=== Task details ===
Without the images, write out all of the following entries exactly.

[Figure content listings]

------------------------------------------------------------------------

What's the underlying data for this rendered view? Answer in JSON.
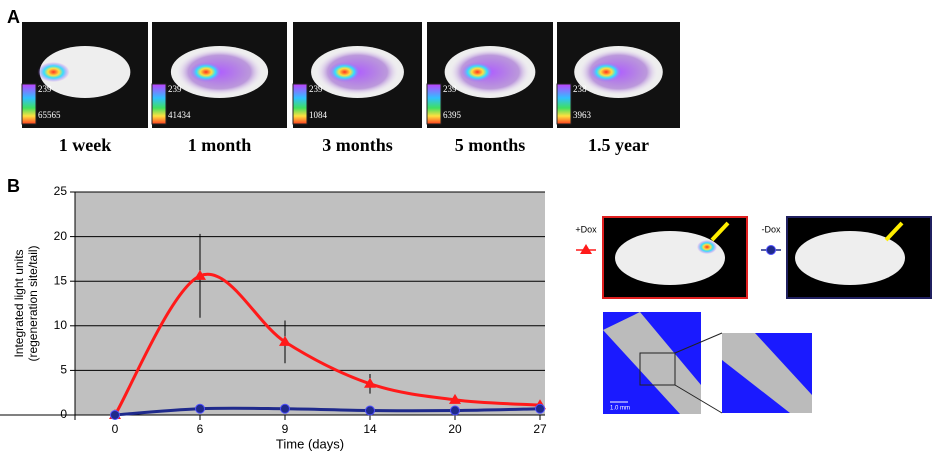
{
  "panel_labels": [
    "A",
    "B"
  ],
  "panel_a": {
    "images": [
      {
        "label": "1 week",
        "scale_min": "239",
        "scale_max": "65565"
      },
      {
        "label": "1 month",
        "scale_min": "239",
        "scale_max": "41434"
      },
      {
        "label": "3  months",
        "scale_min": "239",
        "scale_max": "1084"
      },
      {
        "label": "5 months",
        "scale_min": "239",
        "scale_max": "6395"
      },
      {
        "label": "1.5 year",
        "scale_min": "238",
        "scale_max": "3963"
      }
    ]
  },
  "scale_bar": "1.0 mm",
  "chart_data": {
    "type": "line",
    "x_label": "Time (days)",
    "y_label": [
      "Integrated light units",
      "(regeneration site/tail)"
    ],
    "categories": [
      "0",
      "6",
      "9",
      "14",
      "20",
      "27"
    ],
    "ylim": [
      0,
      25
    ],
    "yticks": [
      0,
      5,
      10,
      15,
      20,
      25
    ],
    "grid": true,
    "series": [
      {
        "name": "+Dox",
        "color": "#ff1a1a",
        "marker": "triangle",
        "values": [
          0,
          15.6,
          8.2,
          3.5,
          1.7,
          1.1
        ],
        "errors": [
          null,
          4.7,
          2.4,
          1.1,
          null,
          null
        ]
      },
      {
        "name": "-Dox",
        "color": "#1f2a8c",
        "marker": "circle",
        "values": [
          0,
          0.7,
          0.7,
          0.5,
          0.5,
          0.7
        ]
      }
    ]
  }
}
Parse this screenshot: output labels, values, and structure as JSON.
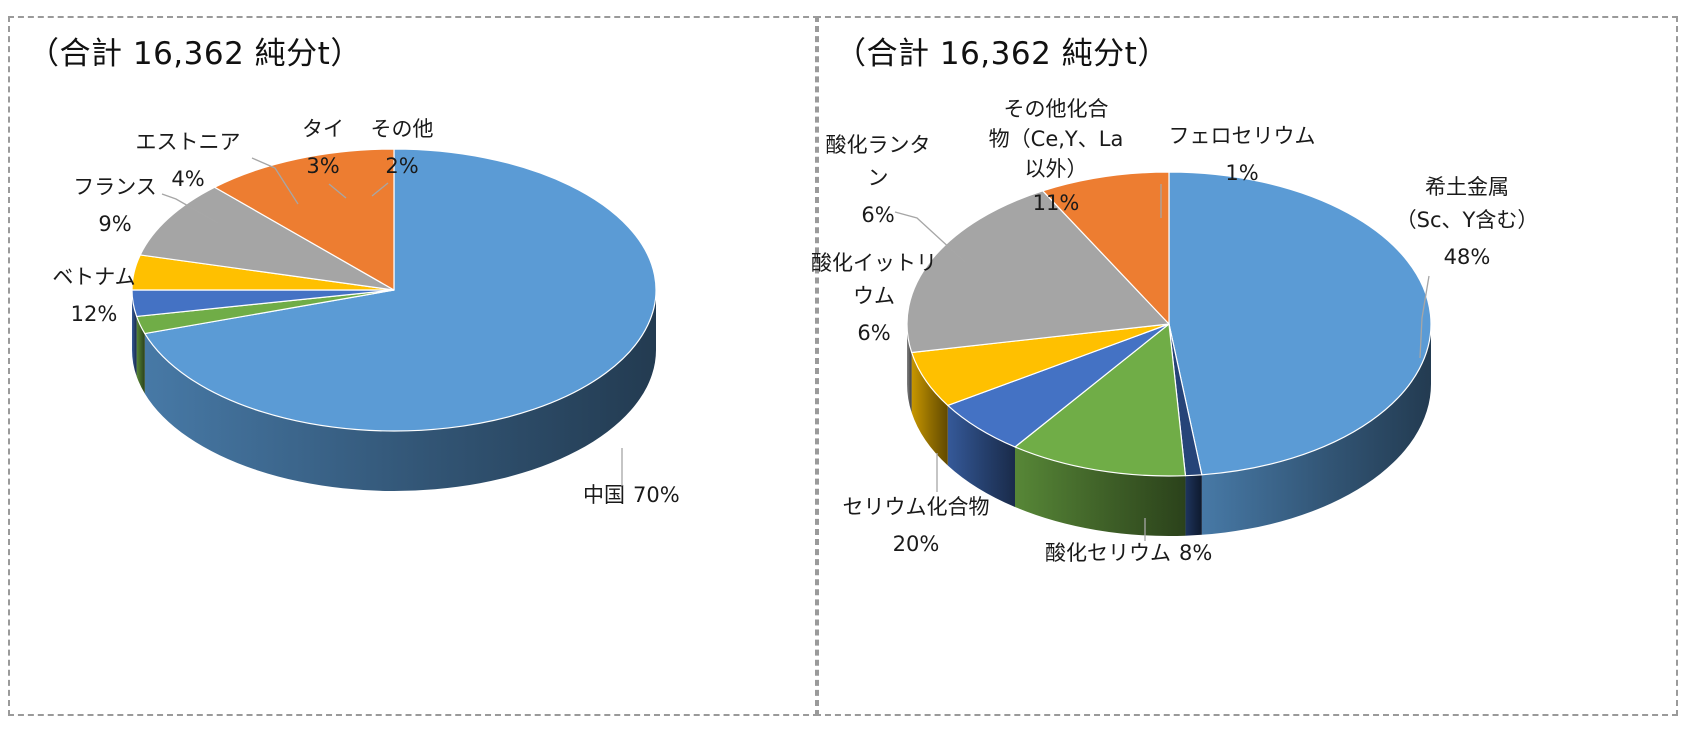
{
  "chart_data": [
    {
      "type": "pie",
      "title": "（合計 16,362 純分t）",
      "style": "3d",
      "slices": [
        {
          "name": "中国",
          "value": 70,
          "label": "70%",
          "color": "#5b9bd5"
        },
        {
          "name": "その他",
          "value": 2,
          "label": "2%",
          "color": "#70ad47"
        },
        {
          "name": "タイ",
          "value": 3,
          "label": "3%",
          "color": "#4472c4"
        },
        {
          "name": "エストニア",
          "value": 4,
          "label": "4%",
          "color": "#ffc000"
        },
        {
          "name": "フランス",
          "value": 9,
          "label": "9%",
          "color": "#a5a5a5"
        },
        {
          "name": "ベトナム",
          "value": 12,
          "label": "12%",
          "color": "#ed7d31"
        }
      ]
    },
    {
      "type": "pie",
      "title": "（合計 16,362 純分t）",
      "style": "3d",
      "slices": [
        {
          "name": "希土金属（Sc、Y含む）",
          "lines": [
            "希土金属",
            "（Sc、Y含む）"
          ],
          "value": 48,
          "label": "48%",
          "color": "#5b9bd5"
        },
        {
          "name": "フェロセリウム",
          "lines": [
            "フェロセリウム"
          ],
          "value": 1,
          "label": "1%",
          "color": "#264478"
        },
        {
          "name": "その他化合物（Ce,Y、La以外）",
          "lines": [
            "その他化合",
            "物（Ce,Y、La",
            "以外）"
          ],
          "value": 11,
          "label": "11%",
          "color": "#70ad47"
        },
        {
          "name": "酸化ランタン",
          "lines": [
            "酸化ランタ",
            "ン"
          ],
          "value": 6,
          "label": "6%",
          "color": "#4472c4"
        },
        {
          "name": "酸化イットリウム",
          "lines": [
            "酸化イットリ",
            "ウム"
          ],
          "value": 6,
          "label": "6%",
          "color": "#ffc000"
        },
        {
          "name": "セリウム化合物",
          "lines": [
            "セリウム化合物"
          ],
          "value": 20,
          "label": "20%",
          "color": "#a5a5a5"
        },
        {
          "name": "酸化セリウム",
          "lines": [
            "酸化セリウム"
          ],
          "value": 8,
          "label": "8%",
          "color": "#ed7d31"
        }
      ]
    }
  ]
}
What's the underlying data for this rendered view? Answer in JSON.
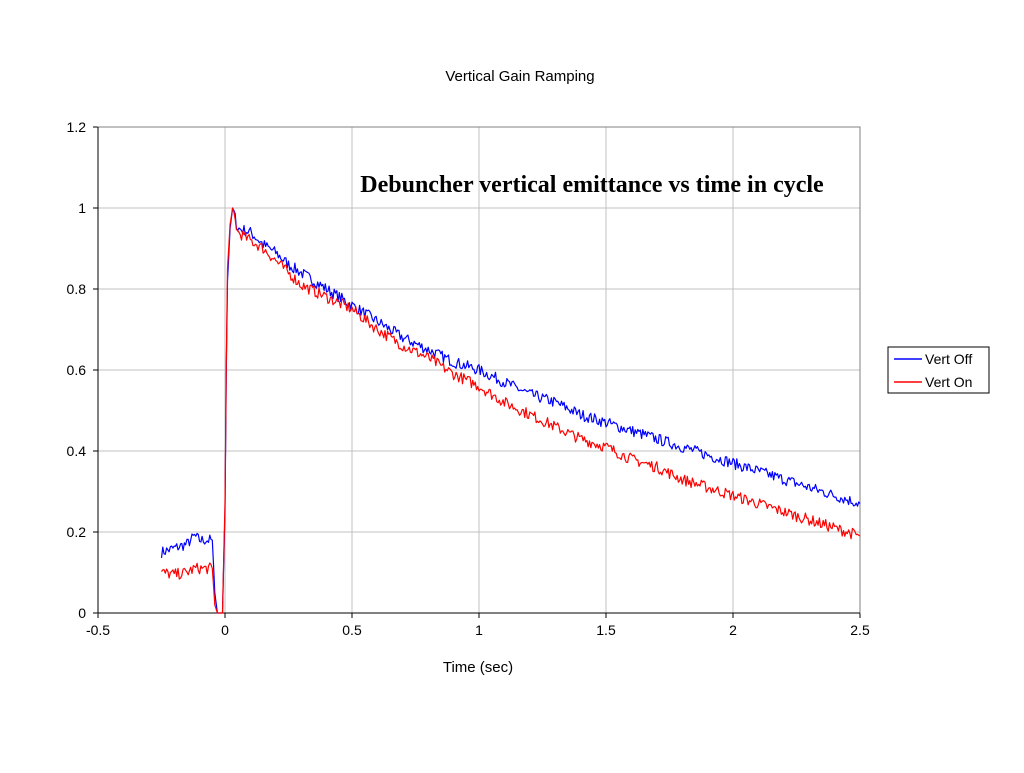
{
  "chart_data": {
    "type": "line",
    "title": "Vertical Gain Ramping",
    "annotation": "Debuncher vertical emittance vs time in cycle",
    "xlabel": "Time (sec)",
    "ylabel": "",
    "xlim": [
      -0.5,
      2.5
    ],
    "ylim": [
      0,
      1.2
    ],
    "x_ticks": [
      -0.5,
      0,
      0.5,
      1,
      1.5,
      2,
      2.5
    ],
    "y_ticks": [
      0,
      0.2,
      0.4,
      0.6,
      0.8,
      1,
      1.2
    ],
    "x_tick_labels": [
      "-0.5",
      "0",
      "0.5",
      "1",
      "1.5",
      "2",
      "2.5"
    ],
    "y_tick_labels": [
      "0",
      "0.2",
      "0.4",
      "0.6",
      "0.8",
      "1",
      "1.2"
    ],
    "grid": "vertical and horizontal major gridlines",
    "legend_position": "right",
    "series": [
      {
        "name": "Vert Off",
        "color": "#0000ff",
        "x": [
          -0.25,
          -0.2,
          -0.15,
          -0.12,
          -0.1,
          -0.05,
          -0.04,
          -0.03,
          -0.02,
          -0.01,
          0,
          0.005,
          0.01,
          0.02,
          0.03,
          0.05,
          0.1,
          0.15,
          0.2,
          0.25,
          0.3,
          0.4,
          0.5,
          0.6,
          0.7,
          0.8,
          0.9,
          1,
          1.1,
          1.2,
          1.3,
          1.4,
          1.5,
          1.6,
          1.7,
          1.8,
          1.9,
          2,
          2.1,
          2.2,
          2.3,
          2.4,
          2.5
        ],
        "values": [
          0.15,
          0.16,
          0.17,
          0.19,
          0.18,
          0.18,
          0.05,
          0.0,
          0.0,
          0.0,
          0.25,
          0.6,
          0.82,
          0.95,
          1.0,
          0.95,
          0.94,
          0.91,
          0.89,
          0.86,
          0.84,
          0.8,
          0.76,
          0.72,
          0.68,
          0.65,
          0.62,
          0.6,
          0.57,
          0.54,
          0.52,
          0.49,
          0.47,
          0.45,
          0.43,
          0.41,
          0.39,
          0.37,
          0.35,
          0.33,
          0.31,
          0.29,
          0.27
        ]
      },
      {
        "name": "Vert On",
        "color": "#ff0000",
        "x": [
          -0.25,
          -0.2,
          -0.15,
          -0.12,
          -0.1,
          -0.05,
          -0.04,
          -0.03,
          -0.02,
          -0.01,
          0,
          0.005,
          0.01,
          0.02,
          0.03,
          0.05,
          0.1,
          0.15,
          0.2,
          0.25,
          0.3,
          0.4,
          0.5,
          0.6,
          0.7,
          0.8,
          0.9,
          1,
          1.1,
          1.2,
          1.3,
          1.4,
          1.5,
          1.6,
          1.7,
          1.8,
          1.9,
          2,
          2.1,
          2.2,
          2.3,
          2.4,
          2.5
        ],
        "values": [
          0.1,
          0.095,
          0.1,
          0.11,
          0.11,
          0.11,
          0.02,
          0.0,
          0.0,
          0.0,
          0.27,
          0.62,
          0.85,
          0.96,
          1.0,
          0.94,
          0.92,
          0.9,
          0.87,
          0.84,
          0.81,
          0.78,
          0.75,
          0.7,
          0.66,
          0.63,
          0.59,
          0.56,
          0.52,
          0.49,
          0.46,
          0.43,
          0.41,
          0.38,
          0.36,
          0.33,
          0.31,
          0.29,
          0.27,
          0.25,
          0.23,
          0.21,
          0.19
        ]
      }
    ]
  }
}
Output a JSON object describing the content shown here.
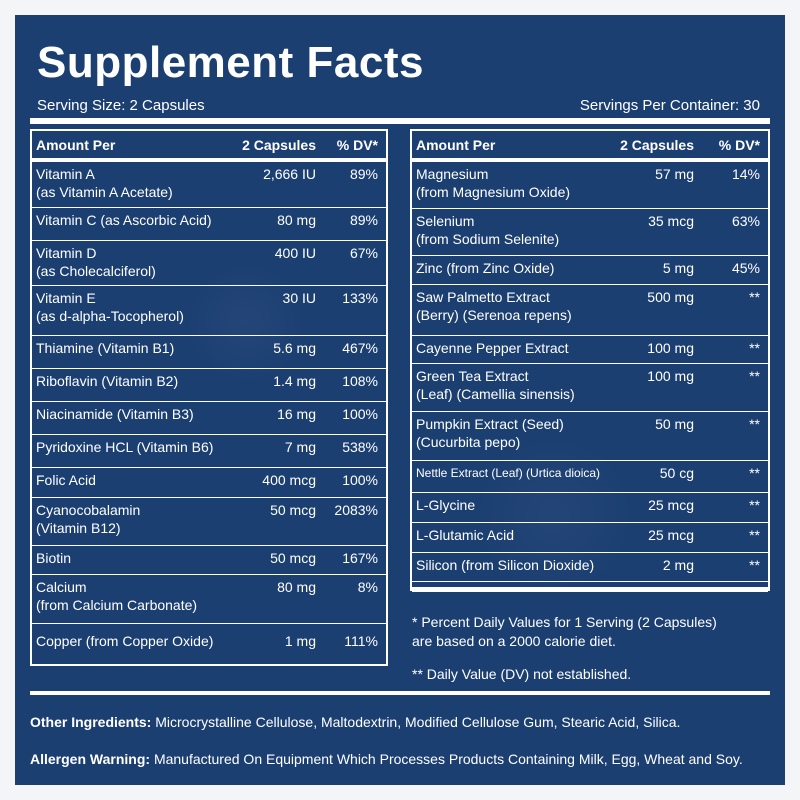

------------------------------------------------------------------------

=== Written solution ===
What's the underlying data for this rendered view? Answer in JSON.
{
  "panel_labels": [
    "A",
    "B"
  ],
  "panel_a": {
    "images": [
      {
        "label": "1 week",
        "scale_min": "239",
        "scale_max": "65565"
      },
      {
        "label": "1 month",
        "scale_min": "239",
        "scale_max": "41434"
      },
      {
        "label": "3  months",
        "scale_min": "239",
        "scale_max": "1084"
      },
      {
        "label": "5 months",
        "scale_min": "239",
        "scale_max": "6395"
      },
      {
        "label": "1.5 year",
        "scale_min": "238",
        "scale_max": "3963"
      }
    ]
  },
  "scale_bar": "1.0 mm",
  "chart_data": {
    "type": "line",
    "x_label": "Time (days)",
    "y_label": [
      "Integrated light units",
      "(regeneration site/tail)"
    ],
    "categories": [
      "0",
      "6",
      "9",
      "14",
      "20",
      "27"
    ],
    "ylim": [
      0,
      25
    ],
    "yticks": [
      0,
      5,
      10,
      15,
      20,
      25
    ],
    "grid": true,
    "series": [
      {
        "name": "+Dox",
        "color": "#ff1a1a",
        "marker": "triangle",
        "values": [
          0,
          15.6,
          8.2,
          3.5,
          1.7,
          1.1
        ],
        "errors": [
          null,
          4.7,
          2.4,
          1.1,
          null,
          null
        ]
      },
      {
        "name": "-Dox",
        "color": "#1f2a8c",
        "marker": "circle",
        "values": [
          0,
          0.7,
          0.7,
          0.5,
          0.5,
          0.7
        ]
      }
    ]
  }
}
Parse this screenshot: output labels, values, and structure as JSON.
{
  "chart_data": [
    {
      "type": "pie",
      "title": "（合計 16,362 純分t）",
      "style": "3d",
      "slices": [
        {
          "name": "中国",
          "value": 70,
          "label": "70%",
          "color": "#5b9bd5"
        },
        {
          "name": "その他",
          "value": 2,
          "label": "2%",
          "color": "#70ad47"
        },
        {
          "name": "タイ",
          "value": 3,
          "label": "3%",
          "color": "#4472c4"
        },
        {
          "name": "エストニア",
          "value": 4,
          "label": "4%",
          "color": "#ffc000"
        },
        {
          "name": "フランス",
          "value": 9,
          "label": "9%",
          "color": "#a5a5a5"
        },
        {
          "name": "ベトナム",
          "value": 12,
          "label": "12%",
          "color": "#ed7d31"
        }
      ]
    },
    {
      "type": "pie",
      "title": "（合計 16,362 純分t）",
      "style": "3d",
      "slices": [
        {
          "name": "希土金属（Sc、Y含む）",
          "lines": [
            "希土金属",
            "（Sc、Y含む）"
          ],
          "value": 48,
          "label": "48%",
          "color": "#5b9bd5"
        },
        {
          "name": "フェロセリウム",
          "lines": [
            "フェロセリウム"
          ],
          "value": 1,
          "label": "1%",
          "color": "#264478"
        },
        {
          "name": "その他化合物（Ce,Y、La以外）",
          "lines": [
            "その他化合",
            "物（Ce,Y、La",
            "以外）"
          ],
          "value": 11,
          "label": "11%",
          "color": "#70ad47"
        },
        {
          "name": "酸化ランタン",
          "lines": [
            "酸化ランタ",
            "ン"
          ],
          "value": 6,
          "label": "6%",
          "color": "#4472c4"
        },
        {
          "name": "酸化イットリウム",
          "lines": [
            "酸化イットリ",
            "ウム"
          ],
          "value": 6,
          "label": "6%",
          "color": "#ffc000"
        },
        {
          "name": "セリウム化合物",
          "lines": [
            "セリウム化合物"
          ],
          "value": 20,
          "label": "20%",
          "color": "#a5a5a5"
        },
        {
          "name": "酸化セリウム",
          "lines": [
            "酸化セリウム"
          ],
          "value": 8,
          "label": "8%",
          "color": "#ed7d31"
        }
      ]
    }
  ]
}
What's the underlying data for this rendered view? Answer in JSON.
{
  "chart_data": {
    "type": "line",
    "title": "Vertical Gain Ramping",
    "annotation": "Debuncher vertical emittance vs time in cycle",
    "xlabel": "Time (sec)",
    "ylabel": "",
    "xlim": [
      -0.5,
      2.5
    ],
    "ylim": [
      0,
      1.2
    ],
    "x_ticks": [
      -0.5,
      0,
      0.5,
      1,
      1.5,
      2,
      2.5
    ],
    "y_ticks": [
      0,
      0.2,
      0.4,
      0.6,
      0.8,
      1,
      1.2
    ],
    "x_tick_labels": [
      "-0.5",
      "0",
      "0.5",
      "1",
      "1.5",
      "2",
      "2.5"
    ],
    "y_tick_labels": [
      "0",
      "0.2",
      "0.4",
      "0.6",
      "0.8",
      "1",
      "1.2"
    ],
    "grid": "vertical and horizontal major gridlines",
    "legend_position": "right",
    "series": [
      {
        "name": "Vert Off",
        "color": "#0000ff",
        "x": [
          -0.25,
          -0.2,
          -0.15,
          -0.12,
          -0.1,
          -0.05,
          -0.04,
          -0.03,
          -0.02,
          -0.01,
          0,
          0.005,
          0.01,
          0.02,
          0.03,
          0.05,
          0.1,
          0.15,
          0.2,
          0.25,
          0.3,
          0.4,
          0.5,
          0.6,
          0.7,
          0.8,
          0.9,
          1,
          1.1,
          1.2,
          1.3,
          1.4,
          1.5,
          1.6,
          1.7,
          1.8,
          1.9,
          2,
          2.1,
          2.2,
          2.3,
          2.4,
          2.5
        ],
        "values": [
          0.15,
          0.16,
          0.17,
          0.19,
          0.18,
          0.18,
          0.05,
          0.0,
          0.0,
          0.0,
          0.25,
          0.6,
          0.82,
          0.95,
          1.0,
          0.95,
          0.94,
          0.91,
          0.89,
          0.86,
          0.84,
          0.8,
          0.76,
          0.72,
          0.68,
          0.65,
          0.62,
          0.6,
          0.57,
          0.54,
          0.52,
          0.49,
          0.47,
          0.45,
          0.43,
          0.41,
          0.39,
          0.37,
          0.35,
          0.33,
          0.31,
          0.29,
          0.27
        ]
      },
      {
        "name": "Vert On",
        "color": "#ff0000",
        "x": [
          -0.25,
          -0.2,
          -0.15,
          -0.12,
          -0.1,
          -0.05,
          -0.04,
          -0.03,
          -0.02,
          -0.01,
          0,
          0.005,
          0.01,
          0.02,
          0.03,
          0.05,
          0.1,
          0.15,
          0.2,
          0.25,
          0.3,
          0.4,
          0.5,
          0.6,
          0.7,
          0.8,
          0.9,
          1,
          1.1,
          1.2,
          1.3,
          1.4,
          1.5,
          1.6,
          1.7,
          1.8,
          1.9,
          2,
          2.1,
          2.2,
          2.3,
          2.4,
          2.5
        ],
        "values": [
          0.1,
          0.095,
          0.1,
          0.11,
          0.11,
          0.11,
          0.02,
          0.0,
          0.0,
          0.0,
          0.27,
          0.62,
          0.85,
          0.96,
          1.0,
          0.94,
          0.92,
          0.9,
          0.87,
          0.84,
          0.81,
          0.78,
          0.75,
          0.7,
          0.66,
          0.63,
          0.59,
          0.56,
          0.52,
          0.49,
          0.46,
          0.43,
          0.41,
          0.38,
          0.36,
          0.33,
          0.31,
          0.29,
          0.27,
          0.25,
          0.23,
          0.21,
          0.19
        ]
      }
    ]
  }
}
Output a JSON object describing the content shown here.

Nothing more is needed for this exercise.